--- EXERCISE INSTRUCTIONS ---
Having read the data, transcribe all of it without deviation.
Start of DATA IN THIS EXERCISE
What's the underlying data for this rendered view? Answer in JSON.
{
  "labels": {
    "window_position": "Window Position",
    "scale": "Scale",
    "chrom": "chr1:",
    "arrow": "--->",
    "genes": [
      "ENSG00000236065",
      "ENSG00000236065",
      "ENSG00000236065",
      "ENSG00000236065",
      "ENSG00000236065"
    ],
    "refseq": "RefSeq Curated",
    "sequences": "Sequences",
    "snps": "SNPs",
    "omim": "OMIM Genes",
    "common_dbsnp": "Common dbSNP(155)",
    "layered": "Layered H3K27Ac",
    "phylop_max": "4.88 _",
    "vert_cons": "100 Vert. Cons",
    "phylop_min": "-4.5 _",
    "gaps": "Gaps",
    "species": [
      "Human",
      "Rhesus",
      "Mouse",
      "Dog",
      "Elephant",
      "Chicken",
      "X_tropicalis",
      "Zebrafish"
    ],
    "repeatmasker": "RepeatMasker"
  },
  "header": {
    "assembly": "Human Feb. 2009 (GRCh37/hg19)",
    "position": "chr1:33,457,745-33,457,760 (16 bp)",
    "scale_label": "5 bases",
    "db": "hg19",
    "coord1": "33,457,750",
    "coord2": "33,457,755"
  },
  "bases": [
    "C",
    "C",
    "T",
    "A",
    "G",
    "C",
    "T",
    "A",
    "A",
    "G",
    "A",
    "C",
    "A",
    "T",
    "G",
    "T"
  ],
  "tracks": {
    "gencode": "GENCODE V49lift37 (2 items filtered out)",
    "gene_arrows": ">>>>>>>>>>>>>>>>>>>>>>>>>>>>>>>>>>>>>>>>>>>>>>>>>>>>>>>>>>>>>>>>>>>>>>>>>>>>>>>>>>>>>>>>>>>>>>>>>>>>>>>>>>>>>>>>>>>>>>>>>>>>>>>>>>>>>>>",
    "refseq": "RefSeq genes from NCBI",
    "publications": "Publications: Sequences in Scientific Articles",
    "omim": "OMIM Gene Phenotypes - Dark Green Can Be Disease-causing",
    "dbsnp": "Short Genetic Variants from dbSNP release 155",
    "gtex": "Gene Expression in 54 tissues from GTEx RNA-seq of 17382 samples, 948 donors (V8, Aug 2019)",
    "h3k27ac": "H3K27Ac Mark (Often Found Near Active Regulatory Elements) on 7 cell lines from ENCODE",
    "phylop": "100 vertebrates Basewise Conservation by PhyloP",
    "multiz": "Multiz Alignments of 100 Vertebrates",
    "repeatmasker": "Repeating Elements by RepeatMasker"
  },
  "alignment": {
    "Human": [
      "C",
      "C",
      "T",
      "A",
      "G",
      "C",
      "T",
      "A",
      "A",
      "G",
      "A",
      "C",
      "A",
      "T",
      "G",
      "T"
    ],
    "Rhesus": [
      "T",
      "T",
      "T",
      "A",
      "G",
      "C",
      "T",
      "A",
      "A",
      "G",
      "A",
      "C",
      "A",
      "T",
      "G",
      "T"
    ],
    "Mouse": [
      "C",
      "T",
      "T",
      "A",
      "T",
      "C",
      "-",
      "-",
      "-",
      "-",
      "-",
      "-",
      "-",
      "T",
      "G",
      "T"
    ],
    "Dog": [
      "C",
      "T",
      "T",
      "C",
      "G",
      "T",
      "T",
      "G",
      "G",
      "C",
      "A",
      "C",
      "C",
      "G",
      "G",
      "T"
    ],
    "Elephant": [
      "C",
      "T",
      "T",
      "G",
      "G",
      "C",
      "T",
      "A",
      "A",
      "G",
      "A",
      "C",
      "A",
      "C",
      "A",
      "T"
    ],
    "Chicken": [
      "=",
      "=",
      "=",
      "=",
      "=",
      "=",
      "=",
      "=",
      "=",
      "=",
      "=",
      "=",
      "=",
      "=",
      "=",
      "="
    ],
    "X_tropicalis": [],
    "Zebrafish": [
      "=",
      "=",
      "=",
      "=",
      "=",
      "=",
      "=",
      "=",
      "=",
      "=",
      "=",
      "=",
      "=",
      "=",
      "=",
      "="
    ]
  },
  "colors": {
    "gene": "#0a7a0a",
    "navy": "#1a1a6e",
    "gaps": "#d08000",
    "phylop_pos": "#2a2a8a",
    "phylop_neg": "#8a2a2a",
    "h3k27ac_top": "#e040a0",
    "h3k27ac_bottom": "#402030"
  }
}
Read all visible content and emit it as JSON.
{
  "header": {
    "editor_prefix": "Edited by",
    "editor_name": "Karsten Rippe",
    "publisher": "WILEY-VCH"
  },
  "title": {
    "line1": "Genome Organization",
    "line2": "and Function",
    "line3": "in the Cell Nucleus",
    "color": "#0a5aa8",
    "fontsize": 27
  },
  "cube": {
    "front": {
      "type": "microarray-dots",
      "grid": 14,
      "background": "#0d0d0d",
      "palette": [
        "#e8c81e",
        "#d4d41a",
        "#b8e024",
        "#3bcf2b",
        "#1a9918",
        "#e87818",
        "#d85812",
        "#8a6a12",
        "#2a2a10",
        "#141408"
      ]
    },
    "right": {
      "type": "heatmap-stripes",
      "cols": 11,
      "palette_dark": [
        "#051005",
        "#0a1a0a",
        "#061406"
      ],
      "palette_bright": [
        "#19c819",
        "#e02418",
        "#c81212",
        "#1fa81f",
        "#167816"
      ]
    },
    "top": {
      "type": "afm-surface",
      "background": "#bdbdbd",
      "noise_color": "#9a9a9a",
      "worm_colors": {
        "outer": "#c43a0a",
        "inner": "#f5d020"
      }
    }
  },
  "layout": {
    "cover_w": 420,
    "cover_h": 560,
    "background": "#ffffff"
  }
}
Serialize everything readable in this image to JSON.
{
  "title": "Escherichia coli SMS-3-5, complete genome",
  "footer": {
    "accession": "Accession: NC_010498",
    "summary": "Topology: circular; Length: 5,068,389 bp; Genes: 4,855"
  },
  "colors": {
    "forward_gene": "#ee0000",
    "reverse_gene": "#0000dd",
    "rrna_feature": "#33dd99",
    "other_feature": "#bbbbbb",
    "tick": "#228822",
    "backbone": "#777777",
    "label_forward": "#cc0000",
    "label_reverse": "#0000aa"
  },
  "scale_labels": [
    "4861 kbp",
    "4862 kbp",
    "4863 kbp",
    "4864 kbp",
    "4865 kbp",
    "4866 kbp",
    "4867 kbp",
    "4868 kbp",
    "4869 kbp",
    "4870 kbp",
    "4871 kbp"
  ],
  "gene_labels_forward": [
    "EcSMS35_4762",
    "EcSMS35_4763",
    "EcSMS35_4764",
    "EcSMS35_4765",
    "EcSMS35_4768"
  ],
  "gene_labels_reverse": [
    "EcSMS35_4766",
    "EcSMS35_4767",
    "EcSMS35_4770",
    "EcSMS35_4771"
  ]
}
End of DATA IN THIS EXERCISE
--- EXERCISE SOLUTION ---
What's the underlying data for this rendered view? Answer in JSON.
{
  "labels": {
    "window_position": "Window Position",
    "scale": "Scale",
    "chrom": "chr1:",
    "arrow": "--->",
    "genes": [
      "ENSG00000236065",
      "ENSG00000236065",
      "ENSG00000236065",
      "ENSG00000236065",
      "ENSG00000236065"
    ],
    "refseq": "RefSeq Curated",
    "sequences": "Sequences",
    "snps": "SNPs",
    "omim": "OMIM Genes",
    "common_dbsnp": "Common dbSNP(155)",
    "layered": "Layered H3K27Ac",
    "phylop_max": "4.88 _",
    "vert_cons": "100 Vert. Cons",
    "phylop_min": "-4.5 _",
    "gaps": "Gaps",
    "species": [
      "Human",
      "Rhesus",
      "Mouse",
      "Dog",
      "Elephant",
      "Chicken",
      "X_tropicalis",
      "Zebrafish"
    ],
    "repeatmasker": "RepeatMasker"
  },
  "header": {
    "assembly": "Human Feb. 2009 (GRCh37/hg19)",
    "position": "chr1:33,457,745-33,457,760 (16 bp)",
    "scale_label": "5 bases",
    "db": "hg19",
    "coord1": "33,457,750",
    "coord2": "33,457,755"
  },
  "bases": [
    "C",
    "C",
    "T",
    "A",
    "G",
    "C",
    "T",
    "A",
    "A",
    "G",
    "A",
    "C",
    "A",
    "T",
    "G",
    "T"
  ],
  "tracks": {
    "gencode": "GENCODE V49lift37 (2 items filtered out)",
    "gene_arrows": ">>>>>>>>>>>>>>>>>>>>>>>>>>>>>>>>>>>>>>>>>>>>>>>>>>>>>>>>>>>>>>>>>>>>>>>>>>>>>>>>>>>>>>>>>>>>>>>>>>>>>>>>>>>>>>>>>>>>>>>>>>>>>>>>>>>>>>>",
    "refseq": "RefSeq genes from NCBI",
    "publications": "Publications: Sequences in Scientific Articles",
    "omim": "OMIM Gene Phenotypes - Dark Green Can Be Disease-causing",
    "dbsnp": "Short Genetic Variants from dbSNP release 155",
    "gtex": "Gene Expression in 54 tissues from GTEx RNA-seq of 17382 samples, 948 donors (V8, Aug 2019)",
    "h3k27ac": "H3K27Ac Mark (Often Found Near Active Regulatory Elements) on 7 cell lines from ENCODE",
    "phylop": "100 vertebrates Basewise Conservation by PhyloP",
    "multiz": "Multiz Alignments of 100 Vertebrates",
    "repeatmasker": "Repeating Elements by RepeatMasker"
  },
  "alignment": {
    "Human": [
      "C",
      "C",
      "T",
      "A",
      "G",
      "C",
      "T",
      "A",
      "A",
      "G",
      "A",
      "C",
      "A",
      "T",
      "G",
      "T"
    ],
    "Rhesus": [
      "T",
      "T",
      "T",
      "A",
      "G",
      "C",
      "T",
      "A",
      "A",
      "G",
      "A",
      "C",
      "A",
      "T",
      "G",
      "T"
    ],
    "Mouse": [
      "C",
      "T",
      "T",
      "A",
      "T",
      "C",
      "-",
      "-",
      "-",
      "-",
      "-",
      "-",
      "-",
      "T",
      "G",
      "T"
    ],
    "Dog": [
      "C",
      "T",
      "T",
      "C",
      "G",
      "T",
      "T",
      "G",
      "G",
      "C",
      "A",
      "C",
      "C",
      "G",
      "G",
      "T"
    ],
    "Elephant": [
      "C",
      "T",
      "T",
      "G",
      "G",
      "C",
      "T",
      "A",
      "A",
      "G",
      "A",
      "C",
      "A",
      "C",
      "A",
      "T"
    ],
    "Chicken": [
      "=",
      "=",
      "=",
      "=",
      "=",
      "=",
      "=",
      "=",
      "=",
      "=",
      "=",
      "=",
      "=",
      "=",
      "=",
      "="
    ],
    "X_tropicalis": [],
    "Zebrafish": [
      "=",
      "=",
      "=",
      "=",
      "=",
      "=",
      "=",
      "=",
      "=",
      "=",
      "=",
      "=",
      "=",
      "=",
      "=",
      "="
    ]
  },
  "colors": {
    "gene": "#0a7a0a",
    "navy": "#1a1a6e",
    "gaps": "#d08000",
    "phylop_pos": "#2a2a8a",
    "phylop_neg": "#8a2a2a",
    "h3k27ac_top": "#e040a0",
    "h3k27ac_bottom": "#402030"
  }
}
Read all visible content and emit it as JSON.
{
  "header": {
    "editor_prefix": "Edited by",
    "editor_name": "Karsten Rippe",
    "publisher": "WILEY-VCH"
  },
  "title": {
    "line1": "Genome Organization",
    "line2": "and Function",
    "line3": "in the Cell Nucleus",
    "color": "#0a5aa8",
    "fontsize": 27
  },
  "cube": {
    "front": {
      "type": "microarray-dots",
      "grid": 14,
      "background": "#0d0d0d",
      "palette": [
        "#e8c81e",
        "#d4d41a",
        "#b8e024",
        "#3bcf2b",
        "#1a9918",
        "#e87818",
        "#d85812",
        "#8a6a12",
        "#2a2a10",
        "#141408"
      ]
    },
    "right": {
      "type": "heatmap-stripes",
      "cols": 11,
      "palette_dark": [
        "#051005",
        "#0a1a0a",
        "#061406"
      ],
      "palette_bright": [
        "#19c819",
        "#e02418",
        "#c81212",
        "#1fa81f",
        "#167816"
      ]
    },
    "top": {
      "type": "afm-surface",
      "background": "#bdbdbd",
      "noise_color": "#9a9a9a",
      "worm_colors": {
        "outer": "#c43a0a",
        "inner": "#f5d020"
      }
    }
  },
  "layout": {
    "cover_w": 420,
    "cover_h": 560,
    "background": "#ffffff"
  }
}
Serialize everything readable in this image to JSON.
{
  "title": "Escherichia coli SMS-3-5, complete genome",
  "footer": {
    "accession": "Accession: NC_010498",
    "summary": "Topology: circular; Length: 5,068,389 bp; Genes: 4,855"
  },
  "colors": {
    "forward_gene": "#ee0000",
    "reverse_gene": "#0000dd",
    "rrna_feature": "#33dd99",
    "other_feature": "#bbbbbb",
    "tick": "#228822",
    "backbone": "#777777",
    "label_forward": "#cc0000",
    "label_reverse": "#0000aa"
  },
  "scale_labels": [
    "4861 kbp",
    "4862 kbp",
    "4863 kbp",
    "4864 kbp",
    "4865 kbp",
    "4866 kbp",
    "4867 kbp",
    "4868 kbp",
    "4869 kbp",
    "4870 kbp",
    "4871 kbp"
  ],
  "gene_labels_forward": [
    "EcSMS35_4762",
    "EcSMS35_4763",
    "EcSMS35_4764",
    "EcSMS35_4765",
    "EcSMS35_4768"
  ],
  "gene_labels_reverse": [
    "EcSMS35_4766",
    "EcSMS35_4767",
    "EcSMS35_4770",
    "EcSMS35_4771"
  ]
}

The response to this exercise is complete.